Rewrite only the lines of the material from the one containing "scatter-points [90, 105, 501, 450]" through the one containing "data-point [193, 300, 201, 308]", replacing "x-tick-label" with "x-axis-tick" and keeping everything else the same.
**** Dataset entries
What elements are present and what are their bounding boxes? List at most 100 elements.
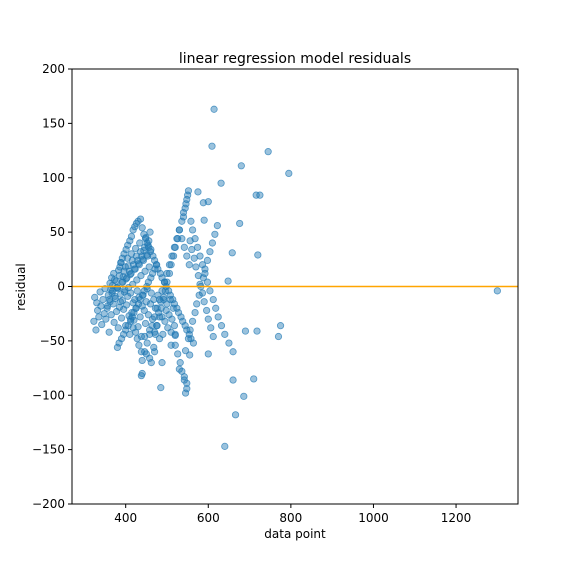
scatter-points [90, 105, 501, 450]
data-point [134, 260, 143, 268]
data-point [136, 248, 145, 256]
data-point [228, 249, 236, 257]
data-point [153, 322, 161, 330]
data-point [181, 204, 189, 212]
data-point [100, 310, 108, 318]
x-tick-label: 800 [279, 511, 302, 525]
data-point [201, 269, 209, 278]
data-point [173, 304, 181, 312]
data-point [148, 322, 156, 330]
data-point [180, 373, 188, 381]
data-point [229, 376, 237, 384]
data-point [204, 315, 212, 323]
x-tick-label: 1000 [358, 511, 389, 525]
data-point [131, 223, 139, 231]
data-point [193, 300, 201, 308]
data-point [143, 339, 151, 347]
data-point [139, 291, 147, 299]
data-point [207, 324, 215, 332]
data-point [206, 287, 214, 295]
data-point [137, 272, 145, 280]
data-point [99, 295, 107, 304]
data-point [178, 235, 186, 243]
data-point [129, 226, 137, 234]
data-point [225, 339, 233, 347]
x-tick-label: 400 [114, 511, 137, 525]
data-point [217, 322, 226, 330]
data-point [285, 169, 293, 177]
data-point [130, 308, 138, 317]
data-point [252, 191, 260, 199]
data-point [180, 243, 188, 251]
data-point [110, 276, 119, 284]
data-point [189, 339, 198, 347]
data-point [179, 213, 188, 221]
data-point [124, 262, 132, 270]
data-point [137, 372, 145, 380]
data-point [203, 306, 211, 315]
data-point [129, 299, 137, 307]
y-tick-label: 50 [50, 225, 65, 239]
data-point [146, 228, 154, 236]
data-point [250, 375, 258, 383]
data-point [150, 348, 159, 356]
data-point [165, 269, 174, 278]
data-point [165, 261, 174, 269]
data-point [126, 237, 134, 245]
data-point [241, 327, 250, 335]
data-point [131, 328, 140, 336]
data-point [145, 243, 153, 251]
data-point [147, 359, 155, 367]
data-point [114, 324, 122, 332]
data-point [133, 276, 141, 284]
data-point [191, 308, 199, 317]
data-point [134, 300, 143, 308]
data-point [204, 350, 212, 358]
data-point [169, 295, 177, 304]
data-point [120, 250, 128, 258]
data-point [199, 274, 207, 282]
data-point [120, 330, 128, 338]
x-tick-label: 1200 [441, 511, 472, 525]
data-point [146, 354, 154, 362]
data-point [200, 216, 208, 224]
data-point [157, 384, 165, 392]
data-point [131, 265, 139, 273]
data-point [155, 295, 164, 304]
data-point [127, 269, 135, 278]
y-tick-label: 100 [42, 171, 65, 185]
data-point [120, 288, 129, 296]
data-point [150, 256, 159, 264]
data-point [193, 243, 202, 251]
data-point [191, 235, 199, 243]
data-point [97, 302, 105, 310]
data-point [184, 335, 193, 343]
data-point [117, 258, 125, 267]
data-point [211, 230, 219, 238]
y-axis-ticks: −200 −150 −100 −50 0 50 100 150 200 [32, 62, 72, 511]
data-point [122, 301, 131, 309]
data-point [203, 256, 212, 264]
data-point [105, 295, 114, 304]
data-point [111, 292, 119, 300]
data-point [167, 341, 175, 349]
data-point [168, 252, 176, 260]
data-point [132, 252, 141, 260]
data-point [169, 252, 178, 260]
data-point [200, 298, 208, 306]
data-point [160, 293, 168, 301]
data-point [493, 287, 501, 295]
data-point [170, 322, 179, 330]
data-point [183, 252, 191, 260]
data-point [208, 142, 216, 150]
data-point [138, 224, 146, 232]
y-tick-label: 200 [42, 62, 65, 76]
y-tick-label: −100 [32, 388, 65, 402]
data-point [150, 313, 159, 321]
data-point [158, 287, 166, 295]
data-point [186, 351, 194, 359]
data-point [118, 297, 126, 305]
x-axis-label: data point [264, 527, 326, 541]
********
→ Response
scatter-points [90, 105, 501, 450]
data-point [134, 260, 143, 268]
data-point [136, 248, 145, 256]
data-point [228, 249, 236, 257]
data-point [153, 322, 161, 330]
data-point [181, 204, 189, 212]
data-point [100, 310, 108, 318]
x-axis-tick: 800 [279, 511, 302, 525]
data-point [201, 269, 209, 278]
data-point [173, 304, 181, 312]
data-point [148, 322, 156, 330]
data-point [180, 373, 188, 381]
data-point [229, 376, 237, 384]
data-point [204, 315, 212, 323]
x-axis-tick: 1000 [358, 511, 389, 525]
data-point [131, 223, 139, 231]
data-point [193, 300, 201, 308]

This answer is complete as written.